Collected data entries
<<<<
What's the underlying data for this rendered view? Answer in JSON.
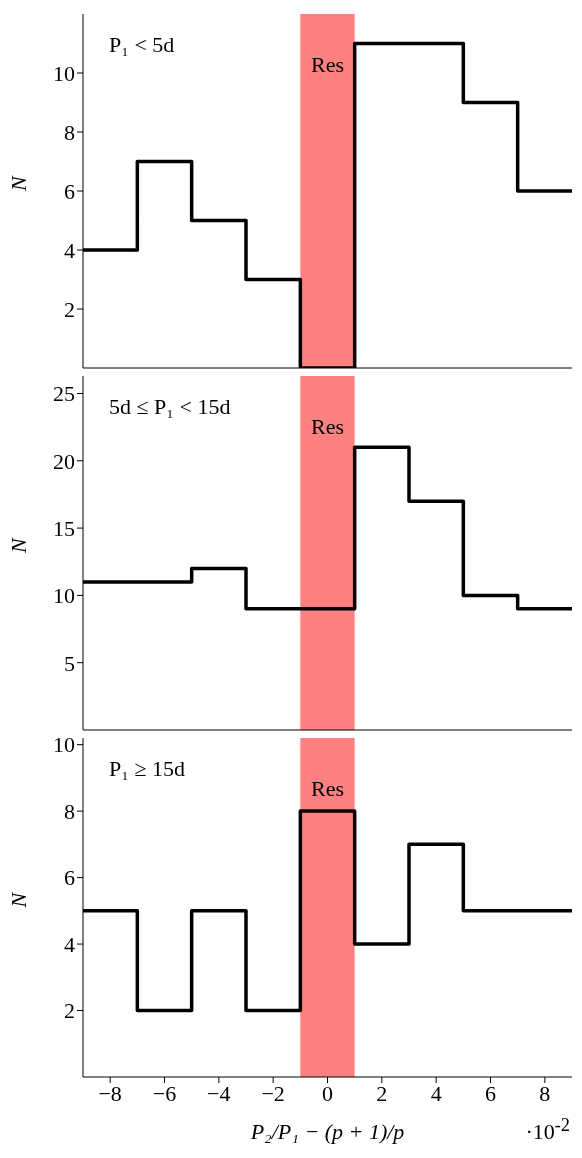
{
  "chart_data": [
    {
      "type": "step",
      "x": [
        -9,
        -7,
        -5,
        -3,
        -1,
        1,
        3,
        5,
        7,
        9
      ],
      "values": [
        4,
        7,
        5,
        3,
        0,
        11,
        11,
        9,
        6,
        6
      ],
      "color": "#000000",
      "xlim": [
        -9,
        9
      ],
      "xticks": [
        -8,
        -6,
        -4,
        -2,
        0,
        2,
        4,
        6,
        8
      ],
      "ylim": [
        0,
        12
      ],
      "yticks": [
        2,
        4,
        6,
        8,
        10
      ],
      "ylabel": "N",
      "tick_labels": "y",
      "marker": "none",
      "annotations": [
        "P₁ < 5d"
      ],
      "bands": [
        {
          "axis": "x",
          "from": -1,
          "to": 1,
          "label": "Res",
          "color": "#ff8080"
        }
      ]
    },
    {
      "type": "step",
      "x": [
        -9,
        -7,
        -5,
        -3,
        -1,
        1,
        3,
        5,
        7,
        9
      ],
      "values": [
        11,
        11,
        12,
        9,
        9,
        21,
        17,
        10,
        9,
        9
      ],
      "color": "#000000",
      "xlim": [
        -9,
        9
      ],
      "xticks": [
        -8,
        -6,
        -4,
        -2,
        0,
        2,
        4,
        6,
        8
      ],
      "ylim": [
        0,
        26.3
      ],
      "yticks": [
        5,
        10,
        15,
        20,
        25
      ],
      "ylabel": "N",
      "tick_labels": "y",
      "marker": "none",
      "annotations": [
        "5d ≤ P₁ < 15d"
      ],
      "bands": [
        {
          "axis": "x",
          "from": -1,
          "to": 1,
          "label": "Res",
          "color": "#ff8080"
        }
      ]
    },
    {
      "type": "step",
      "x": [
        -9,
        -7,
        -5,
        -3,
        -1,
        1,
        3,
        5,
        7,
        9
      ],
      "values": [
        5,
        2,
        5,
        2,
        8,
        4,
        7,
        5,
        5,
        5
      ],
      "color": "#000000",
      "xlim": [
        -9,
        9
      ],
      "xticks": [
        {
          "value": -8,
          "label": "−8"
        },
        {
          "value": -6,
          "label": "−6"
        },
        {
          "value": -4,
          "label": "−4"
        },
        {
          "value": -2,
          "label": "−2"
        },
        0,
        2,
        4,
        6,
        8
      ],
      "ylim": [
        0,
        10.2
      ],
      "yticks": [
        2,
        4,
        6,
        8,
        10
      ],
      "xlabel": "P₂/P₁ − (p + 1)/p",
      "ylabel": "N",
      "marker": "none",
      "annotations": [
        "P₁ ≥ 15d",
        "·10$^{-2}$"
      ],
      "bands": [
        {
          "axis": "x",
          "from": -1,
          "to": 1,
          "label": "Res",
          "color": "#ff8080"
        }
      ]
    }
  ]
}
>>>>
Written instruction: Restate the records word for word, omitting images.

The completed task:
What's the underlying data for this rendered view? Answer in JSON.
{
  "chart_data": [
    {
      "type": "step",
      "x": [
        -9,
        -7,
        -5,
        -3,
        -1,
        1,
        3,
        5,
        7,
        9
      ],
      "values": [
        4,
        7,
        5,
        3,
        0,
        11,
        11,
        9,
        6,
        6
      ],
      "color": "#000000",
      "xlim": [
        -9,
        9
      ],
      "xticks": [
        -8,
        -6,
        -4,
        -2,
        0,
        2,
        4,
        6,
        8
      ],
      "ylim": [
        0,
        12
      ],
      "yticks": [
        2,
        4,
        6,
        8,
        10
      ],
      "ylabel": "N",
      "tick_labels": "y",
      "marker": "none",
      "annotations": [
        "P₁ < 5d"
      ],
      "bands": [
        {
          "axis": "x",
          "from": -1,
          "to": 1,
          "label": "Res",
          "color": "#ff8080"
        }
      ]
    },
    {
      "type": "step",
      "x": [
        -9,
        -7,
        -5,
        -3,
        -1,
        1,
        3,
        5,
        7,
        9
      ],
      "values": [
        11,
        11,
        12,
        9,
        9,
        21,
        17,
        10,
        9,
        9
      ],
      "color": "#000000",
      "xlim": [
        -9,
        9
      ],
      "xticks": [
        -8,
        -6,
        -4,
        -2,
        0,
        2,
        4,
        6,
        8
      ],
      "ylim": [
        0,
        26.3
      ],
      "yticks": [
        5,
        10,
        15,
        20,
        25
      ],
      "ylabel": "N",
      "tick_labels": "y",
      "marker": "none",
      "annotations": [
        "5d ≤ P₁ < 15d"
      ],
      "bands": [
        {
          "axis": "x",
          "from": -1,
          "to": 1,
          "label": "Res",
          "color": "#ff8080"
        }
      ]
    },
    {
      "type": "step",
      "x": [
        -9,
        -7,
        -5,
        -3,
        -1,
        1,
        3,
        5,
        7,
        9
      ],
      "values": [
        5,
        2,
        5,
        2,
        8,
        4,
        7,
        5,
        5,
        5
      ],
      "color": "#000000",
      "xlim": [
        -9,
        9
      ],
      "xticks": [
        {
          "value": -8,
          "label": "−8"
        },
        {
          "value": -6,
          "label": "−6"
        },
        {
          "value": -4,
          "label": "−4"
        },
        {
          "value": -2,
          "label": "−2"
        },
        0,
        2,
        4,
        6,
        8
      ],
      "ylim": [
        0,
        10.2
      ],
      "yticks": [
        2,
        4,
        6,
        8,
        10
      ],
      "xlabel": "P₂/P₁ − (p + 1)/p",
      "ylabel": "N",
      "marker": "none",
      "annotations": [
        "P₁ ≥ 15d",
        "·10$^{-2}$"
      ],
      "bands": [
        {
          "axis": "x",
          "from": -1,
          "to": 1,
          "label": "Res",
          "color": "#ff8080"
        }
      ]
    }
  ]
}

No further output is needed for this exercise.